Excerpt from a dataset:
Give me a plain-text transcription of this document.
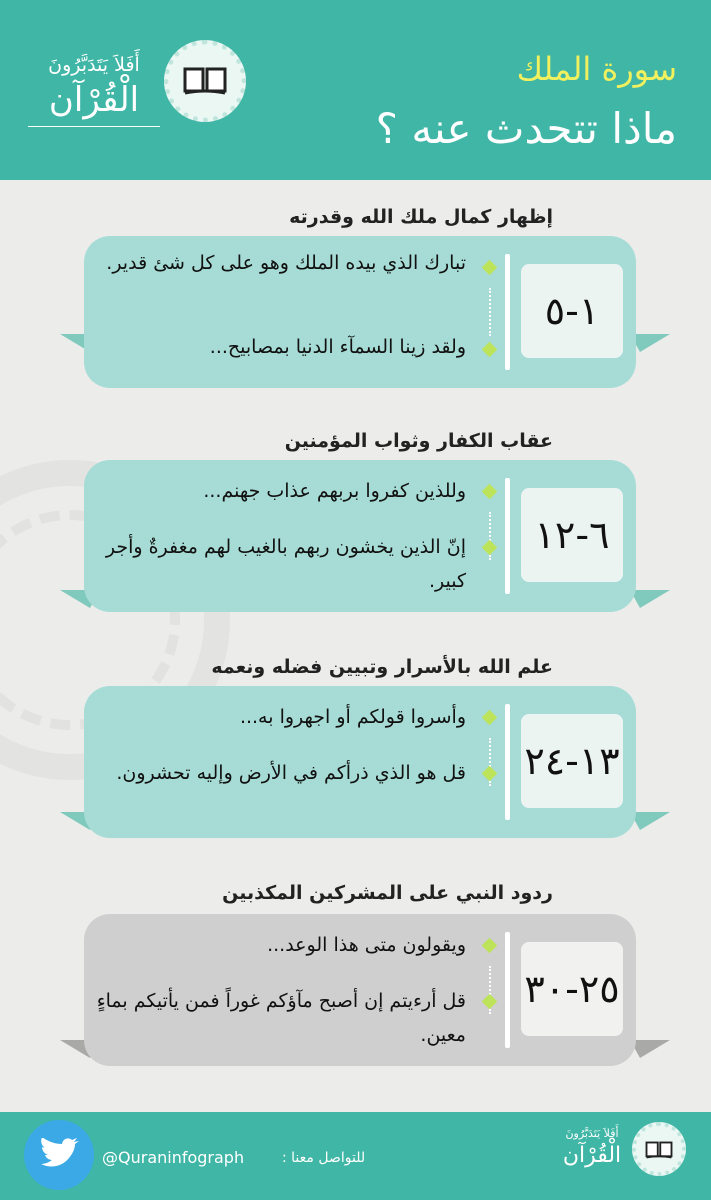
سورة الملك
ماذا تتحدث عنه ؟
أَفَلاَ يَتَدَبَّرُونَ
الْقُرْآن
إظهار كمال ملك الله وقدرته
١-٥
تبارك الذي بيده الملك وهو على كل شئ قدير.
ولقد زينا السمآء الدنيا بمصابيح...
عقاب الكفار وثواب المؤمنين
٦-١٢
وللذين كفروا بربهم عذاب جهنم...
إنّ الذين يخشون ربهم بالغيب لهم مغفرةٌ وأجر كبير.
علم الله بالأسرار وتبيين فضله ونعمه
١٣-٢٤
وأسروا قولكم أو اجهروا به...
قل هو الذي ذرأكم في الأرض وإليه تحشرون.
ردود النبي على المشركين المكذبين
٢٥-٣٠
ويقولون متى هذا الوعد...
قل أرءيتم إن أصبح مآؤكم غوراً فمن يأتيكم بماءٍ معين.
@Quraninfograph	للتواصل معنا :
أَفَلاَ يَتَدَبَّرُونَ
الْقُرْآن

PROBLEM DESCRIPTION:
Quote the preceding listing precisely and completely, omitting its images.

EXERCISE RESULT:
Give me a plain-text transcription of this document.
سورة الملك
ماذا تتحدث عنه ؟
أَفَلاَ يَتَدَبَّرُونَ
الْقُرْآن
إظهار كمال ملك الله وقدرته
١-٥
تبارك الذي بيده الملك وهو على كل شئ قدير.
ولقد زينا السمآء الدنيا بمصابيح...
عقاب الكفار وثواب المؤمنين
٦-١٢
وللذين كفروا بربهم عذاب جهنم...
إنّ الذين يخشون ربهم بالغيب لهم مغفرةٌ وأجر كبير.
علم الله بالأسرار وتبيين فضله ونعمه
١٣-٢٤
وأسروا قولكم أو اجهروا به...
قل هو الذي ذرأكم في الأرض وإليه تحشرون.
ردود النبي على المشركين المكذبين
٢٥-٣٠
ويقولون متى هذا الوعد...
قل أرءيتم إن أصبح مآؤكم غوراً فمن يأتيكم بماءٍ معين.
@Quraninfograph	للتواصل معنا :
أَفَلاَ يَتَدَبَّرُونَ
الْقُرْآن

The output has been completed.